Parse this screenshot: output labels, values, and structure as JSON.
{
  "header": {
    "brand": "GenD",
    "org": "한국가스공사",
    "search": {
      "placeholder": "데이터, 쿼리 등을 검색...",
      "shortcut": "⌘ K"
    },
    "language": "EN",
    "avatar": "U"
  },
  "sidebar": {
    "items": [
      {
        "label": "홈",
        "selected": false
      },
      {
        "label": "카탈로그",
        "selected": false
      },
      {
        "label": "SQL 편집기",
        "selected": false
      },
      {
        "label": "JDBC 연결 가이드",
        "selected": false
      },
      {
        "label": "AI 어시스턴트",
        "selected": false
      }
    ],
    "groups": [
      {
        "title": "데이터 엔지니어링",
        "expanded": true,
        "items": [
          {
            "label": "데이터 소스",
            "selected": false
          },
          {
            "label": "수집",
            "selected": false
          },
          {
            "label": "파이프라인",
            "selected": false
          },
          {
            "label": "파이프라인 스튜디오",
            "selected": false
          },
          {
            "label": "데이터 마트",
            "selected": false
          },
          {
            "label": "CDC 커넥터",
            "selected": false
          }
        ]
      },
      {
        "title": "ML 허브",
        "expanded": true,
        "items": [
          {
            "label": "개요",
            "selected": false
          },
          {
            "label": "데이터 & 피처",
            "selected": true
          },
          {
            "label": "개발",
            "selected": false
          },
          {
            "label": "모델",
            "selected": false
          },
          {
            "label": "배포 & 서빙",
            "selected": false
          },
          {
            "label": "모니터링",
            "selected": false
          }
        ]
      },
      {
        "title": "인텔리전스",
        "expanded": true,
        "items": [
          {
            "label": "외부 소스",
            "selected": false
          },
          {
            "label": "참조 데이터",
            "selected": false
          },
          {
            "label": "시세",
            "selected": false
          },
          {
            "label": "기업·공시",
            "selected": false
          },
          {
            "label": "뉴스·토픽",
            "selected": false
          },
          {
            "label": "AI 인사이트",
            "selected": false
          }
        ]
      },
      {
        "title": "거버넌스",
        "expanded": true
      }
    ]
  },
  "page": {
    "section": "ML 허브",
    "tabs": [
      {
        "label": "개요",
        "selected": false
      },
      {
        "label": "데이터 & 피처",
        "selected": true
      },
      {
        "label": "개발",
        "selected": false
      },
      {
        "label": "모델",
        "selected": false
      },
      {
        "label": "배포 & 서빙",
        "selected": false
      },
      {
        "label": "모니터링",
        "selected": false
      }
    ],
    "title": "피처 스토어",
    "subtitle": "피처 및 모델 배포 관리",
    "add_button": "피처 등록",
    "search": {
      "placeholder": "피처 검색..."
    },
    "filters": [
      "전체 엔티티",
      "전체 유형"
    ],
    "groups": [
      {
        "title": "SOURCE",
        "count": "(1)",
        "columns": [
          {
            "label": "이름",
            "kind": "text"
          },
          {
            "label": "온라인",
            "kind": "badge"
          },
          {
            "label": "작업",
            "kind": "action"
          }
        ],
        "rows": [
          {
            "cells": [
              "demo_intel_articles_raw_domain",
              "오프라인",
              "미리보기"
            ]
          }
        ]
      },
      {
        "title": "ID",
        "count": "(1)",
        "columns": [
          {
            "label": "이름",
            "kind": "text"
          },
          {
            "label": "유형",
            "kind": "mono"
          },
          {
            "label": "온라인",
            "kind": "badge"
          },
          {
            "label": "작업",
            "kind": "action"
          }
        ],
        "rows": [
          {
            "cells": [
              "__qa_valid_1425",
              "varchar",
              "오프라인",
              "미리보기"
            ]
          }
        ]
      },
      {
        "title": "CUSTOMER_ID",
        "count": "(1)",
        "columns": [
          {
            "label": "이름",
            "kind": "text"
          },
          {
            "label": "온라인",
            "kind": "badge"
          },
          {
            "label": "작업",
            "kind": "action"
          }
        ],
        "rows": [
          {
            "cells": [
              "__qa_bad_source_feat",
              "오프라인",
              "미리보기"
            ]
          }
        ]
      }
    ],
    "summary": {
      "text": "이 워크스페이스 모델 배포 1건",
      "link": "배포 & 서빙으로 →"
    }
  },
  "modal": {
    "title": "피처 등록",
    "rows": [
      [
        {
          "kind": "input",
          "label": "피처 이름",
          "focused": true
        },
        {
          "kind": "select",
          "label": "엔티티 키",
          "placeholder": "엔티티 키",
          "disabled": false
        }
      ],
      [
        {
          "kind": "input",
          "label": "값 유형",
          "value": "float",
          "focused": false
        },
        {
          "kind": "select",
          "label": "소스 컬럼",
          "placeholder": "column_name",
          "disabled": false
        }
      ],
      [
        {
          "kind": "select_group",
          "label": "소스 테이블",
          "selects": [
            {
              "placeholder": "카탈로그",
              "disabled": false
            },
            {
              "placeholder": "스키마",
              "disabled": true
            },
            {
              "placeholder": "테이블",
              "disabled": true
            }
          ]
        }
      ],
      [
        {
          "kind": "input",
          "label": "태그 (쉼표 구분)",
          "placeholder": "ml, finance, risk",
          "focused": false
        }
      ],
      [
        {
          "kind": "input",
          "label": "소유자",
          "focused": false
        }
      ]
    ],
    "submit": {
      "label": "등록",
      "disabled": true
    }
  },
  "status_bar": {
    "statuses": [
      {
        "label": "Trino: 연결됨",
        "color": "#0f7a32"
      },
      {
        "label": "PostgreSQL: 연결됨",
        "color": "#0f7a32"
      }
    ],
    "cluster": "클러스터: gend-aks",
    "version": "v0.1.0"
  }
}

========================================

**Exercise**
What is the number of lines that hold the string "true"? Reply with that number alone.

**Complete answer**
10